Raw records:
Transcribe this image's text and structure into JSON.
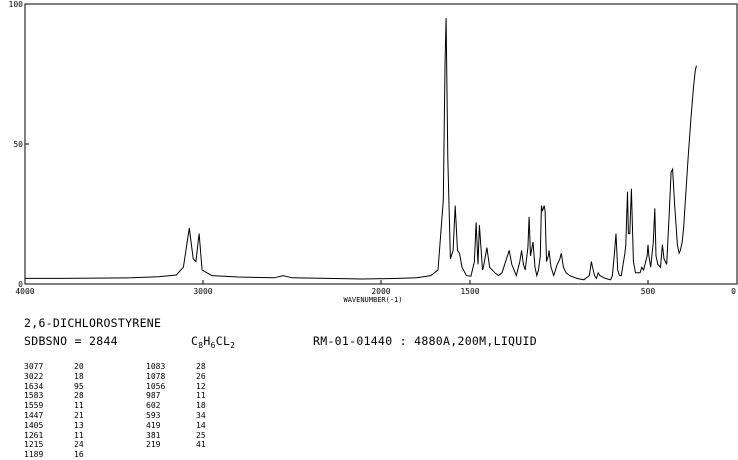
{
  "chart_data": {
    "type": "line",
    "title": "",
    "xlabel": "WAVENUMBER(-1)",
    "ylabel": "",
    "xlim": [
      4000,
      0
    ],
    "ylim": [
      0,
      100
    ],
    "x_ticks": [
      {
        "value": 4000,
        "label": "4000"
      },
      {
        "value": 3000,
        "label": "3000"
      },
      {
        "value": 2000,
        "label": "2000"
      },
      {
        "value": 1500,
        "label": "1500"
      },
      {
        "value": 500,
        "label": "500"
      },
      {
        "value": 0,
        "label": "0"
      }
    ],
    "y_ticks": [
      {
        "value": 100,
        "label": "100"
      },
      {
        "value": 50,
        "label": "50"
      },
      {
        "value": 0,
        "label": "0"
      }
    ],
    "grid": false,
    "series": [
      {
        "values": [
          [
            4000,
            2
          ],
          [
            3800,
            2
          ],
          [
            3600,
            2.1
          ],
          [
            3400,
            2.2
          ],
          [
            3250,
            2.6
          ],
          [
            3150,
            3.2
          ],
          [
            3110,
            6
          ],
          [
            3077,
            20
          ],
          [
            3055,
            9
          ],
          [
            3040,
            8
          ],
          [
            3022,
            18
          ],
          [
            3005,
            5
          ],
          [
            2950,
            3
          ],
          [
            2800,
            2.5
          ],
          [
            2600,
            2.2
          ],
          [
            2550,
            3
          ],
          [
            2500,
            2.2
          ],
          [
            2300,
            2
          ],
          [
            2100,
            1.8
          ],
          [
            1900,
            2
          ],
          [
            1800,
            2.2
          ],
          [
            1720,
            3
          ],
          [
            1680,
            5
          ],
          [
            1650,
            30
          ],
          [
            1640,
            80
          ],
          [
            1634,
            95
          ],
          [
            1625,
            45
          ],
          [
            1610,
            9
          ],
          [
            1595,
            12
          ],
          [
            1583,
            28
          ],
          [
            1570,
            12
          ],
          [
            1559,
            11
          ],
          [
            1545,
            6
          ],
          [
            1520,
            3
          ],
          [
            1495,
            2.8
          ],
          [
            1475,
            8
          ],
          [
            1466,
            22
          ],
          [
            1455,
            7
          ],
          [
            1447,
            21
          ],
          [
            1430,
            5
          ],
          [
            1425,
            6
          ],
          [
            1405,
            13
          ],
          [
            1390,
            6
          ],
          [
            1360,
            4
          ],
          [
            1340,
            3
          ],
          [
            1320,
            4
          ],
          [
            1300,
            8
          ],
          [
            1280,
            12
          ],
          [
            1265,
            7
          ],
          [
            1240,
            3
          ],
          [
            1220,
            8
          ],
          [
            1210,
            12
          ],
          [
            1200,
            7
          ],
          [
            1190,
            5
          ],
          [
            1175,
            13
          ],
          [
            1168,
            24
          ],
          [
            1160,
            10
          ],
          [
            1146,
            15
          ],
          [
            1135,
            6
          ],
          [
            1125,
            3
          ],
          [
            1115,
            5
          ],
          [
            1105,
            10
          ],
          [
            1099,
            28
          ],
          [
            1093,
            26
          ],
          [
            1083,
            28
          ],
          [
            1078,
            26
          ],
          [
            1070,
            8
          ],
          [
            1060,
            10
          ],
          [
            1056,
            12
          ],
          [
            1045,
            6
          ],
          [
            1030,
            3
          ],
          [
            1010,
            7
          ],
          [
            995,
            9
          ],
          [
            987,
            11
          ],
          [
            975,
            6
          ],
          [
            960,
            4
          ],
          [
            940,
            3
          ],
          [
            920,
            2.5
          ],
          [
            900,
            2
          ],
          [
            860,
            1.5
          ],
          [
            830,
            3
          ],
          [
            818,
            8
          ],
          [
            812,
            6
          ],
          [
            800,
            3
          ],
          [
            790,
            2
          ],
          [
            780,
            4
          ],
          [
            770,
            3
          ],
          [
            740,
            2
          ],
          [
            710,
            1.5
          ],
          [
            700,
            3
          ],
          [
            690,
            10
          ],
          [
            680,
            18
          ],
          [
            670,
            5
          ],
          [
            660,
            3
          ],
          [
            650,
            3
          ],
          [
            640,
            7
          ],
          [
            630,
            11
          ],
          [
            625,
            14
          ],
          [
            615,
            33
          ],
          [
            610,
            18
          ],
          [
            602,
            18
          ],
          [
            593,
            34
          ],
          [
            582,
            8
          ],
          [
            570,
            4
          ],
          [
            555,
            4
          ],
          [
            545,
            4
          ],
          [
            535,
            6
          ],
          [
            525,
            5
          ],
          [
            505,
            10
          ],
          [
            500,
            14
          ],
          [
            495,
            10
          ],
          [
            485,
            6
          ],
          [
            470,
            15
          ],
          [
            462,
            27
          ],
          [
            455,
            10
          ],
          [
            445,
            7
          ],
          [
            430,
            6
          ],
          [
            419,
            14
          ],
          [
            410,
            9
          ],
          [
            395,
            7
          ],
          [
            381,
            25
          ],
          [
            370,
            40
          ],
          [
            362,
            41
          ],
          [
            350,
            28
          ],
          [
            335,
            14
          ],
          [
            325,
            11
          ],
          [
            318,
            12
          ],
          [
            308,
            15
          ],
          [
            300,
            20
          ],
          [
            290,
            30
          ],
          [
            275,
            45
          ],
          [
            260,
            58
          ],
          [
            245,
            70
          ],
          [
            235,
            76
          ],
          [
            228,
            78
          ]
        ]
      }
    ]
  },
  "info": {
    "compound_name": "2,6-DICHLOROSTYRENE",
    "sdbs_line": "SDBSNO = 2844",
    "formula": {
      "c": "C",
      "c_sub": "8",
      "h": "H",
      "h_sub": "6",
      "cl": "CL",
      "cl_sub": "2"
    },
    "measurement": "RM-01-01440 : 4880A,200M,LIQUID"
  },
  "peak_table": {
    "left": [
      {
        "wavenumber": "3077",
        "transmittance": "20"
      },
      {
        "wavenumber": "3022",
        "transmittance": "18"
      },
      {
        "wavenumber": "1634",
        "transmittance": "95"
      },
      {
        "wavenumber": "1583",
        "transmittance": "28"
      },
      {
        "wavenumber": "1559",
        "transmittance": "11"
      },
      {
        "wavenumber": "1447",
        "transmittance": "21"
      },
      {
        "wavenumber": "1405",
        "transmittance": "13"
      },
      {
        "wavenumber": "1261",
        "transmittance": "11"
      },
      {
        "wavenumber": "1215",
        "transmittance": "24"
      },
      {
        "wavenumber": "1189",
        "transmittance": "16"
      }
    ],
    "right": [
      {
        "wavenumber": "1083",
        "transmittance": "28"
      },
      {
        "wavenumber": "1078",
        "transmittance": "26"
      },
      {
        "wavenumber": "1056",
        "transmittance": "12"
      },
      {
        "wavenumber": "987",
        "transmittance": "11"
      },
      {
        "wavenumber": "602",
        "transmittance": "18"
      },
      {
        "wavenumber": "593",
        "transmittance": "34"
      },
      {
        "wavenumber": "419",
        "transmittance": "14"
      },
      {
        "wavenumber": "381",
        "transmittance": "25"
      },
      {
        "wavenumber": "219",
        "transmittance": "41"
      }
    ]
  }
}
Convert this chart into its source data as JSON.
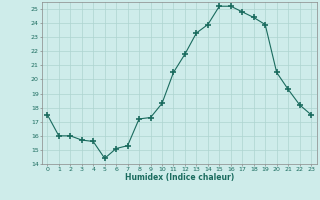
{
  "x": [
    0,
    1,
    2,
    3,
    4,
    5,
    6,
    7,
    8,
    9,
    10,
    11,
    12,
    13,
    14,
    15,
    16,
    17,
    18,
    19,
    20,
    21,
    22,
    23
  ],
  "y": [
    17.5,
    16.0,
    16.0,
    15.7,
    15.6,
    14.4,
    15.1,
    15.3,
    17.2,
    17.3,
    18.3,
    20.5,
    21.8,
    23.3,
    23.9,
    25.2,
    25.2,
    24.8,
    24.4,
    23.9,
    20.5,
    19.3,
    18.2,
    17.5
  ],
  "line_color": "#1a6b5e",
  "marker": "+",
  "marker_size": 4,
  "bg_color": "#ceecea",
  "grid_color": "#aed4d0",
  "xlabel": "Humidex (Indice chaleur)",
  "ylim": [
    14,
    25.5
  ],
  "yticks": [
    14,
    15,
    16,
    17,
    18,
    19,
    20,
    21,
    22,
    23,
    24,
    25
  ],
  "xticks": [
    0,
    1,
    2,
    3,
    4,
    5,
    6,
    7,
    8,
    9,
    10,
    11,
    12,
    13,
    14,
    15,
    16,
    17,
    18,
    19,
    20,
    21,
    22,
    23
  ]
}
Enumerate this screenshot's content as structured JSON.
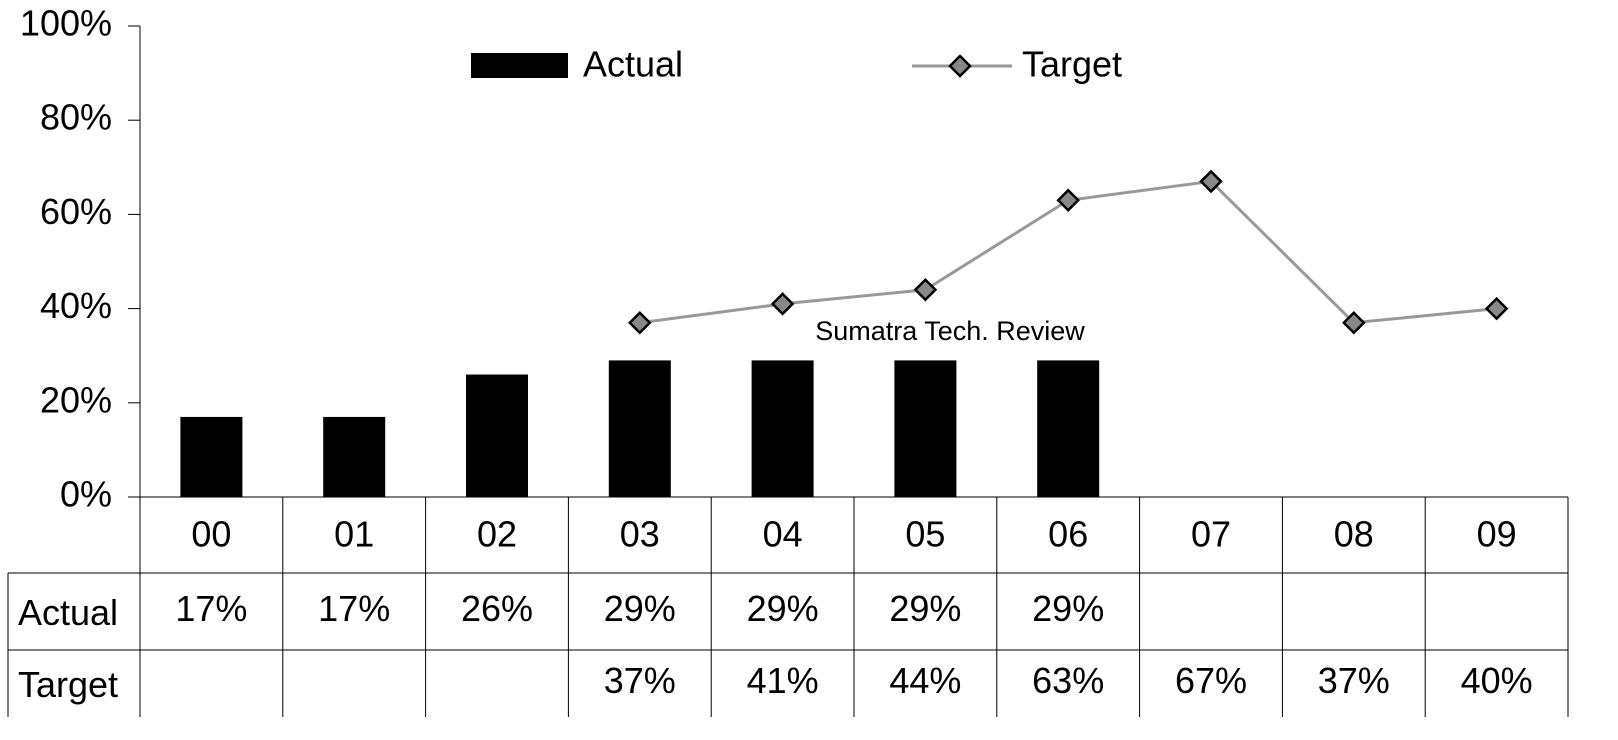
{
  "chart_data": {
    "type": "bar",
    "categories": [
      "00",
      "01",
      "02",
      "03",
      "04",
      "05",
      "06",
      "07",
      "08",
      "09"
    ],
    "series": [
      {
        "name": "Actual",
        "type": "bar",
        "color": "#000000",
        "values": [
          17,
          17,
          26,
          29,
          29,
          29,
          29,
          null,
          null,
          null
        ],
        "value_labels": [
          "17%",
          "17%",
          "26%",
          "29%",
          "29%",
          "29%",
          "29%",
          null,
          null,
          null
        ]
      },
      {
        "name": "Target",
        "type": "line",
        "color": "#999999",
        "marker_color": "#888888",
        "values": [
          null,
          null,
          null,
          37,
          41,
          44,
          63,
          67,
          37,
          40
        ],
        "value_labels": [
          null,
          null,
          null,
          "37%",
          "41%",
          "44%",
          "63%",
          "67%",
          "37%",
          "40%"
        ]
      }
    ],
    "annotations": [
      {
        "text": "Sumatra Tech. Review"
      }
    ],
    "ylim": [
      0,
      100
    ],
    "yticks": [
      {
        "value": 0,
        "label": "0%"
      },
      {
        "value": 20,
        "label": "20%"
      },
      {
        "value": 40,
        "label": "40%"
      },
      {
        "value": 60,
        "label": "60%"
      },
      {
        "value": 80,
        "label": "80%"
      },
      {
        "value": 100,
        "label": "100%"
      }
    ],
    "legend": "top"
  }
}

- [Written instruction] Where a line above contains the word "JSON", copy that line.

- [Output for this task]
Transcribe this image's text and structure into JSON.
Convert this chart into its source data as JSON.
Enumerate this screenshot's content as structured JSON.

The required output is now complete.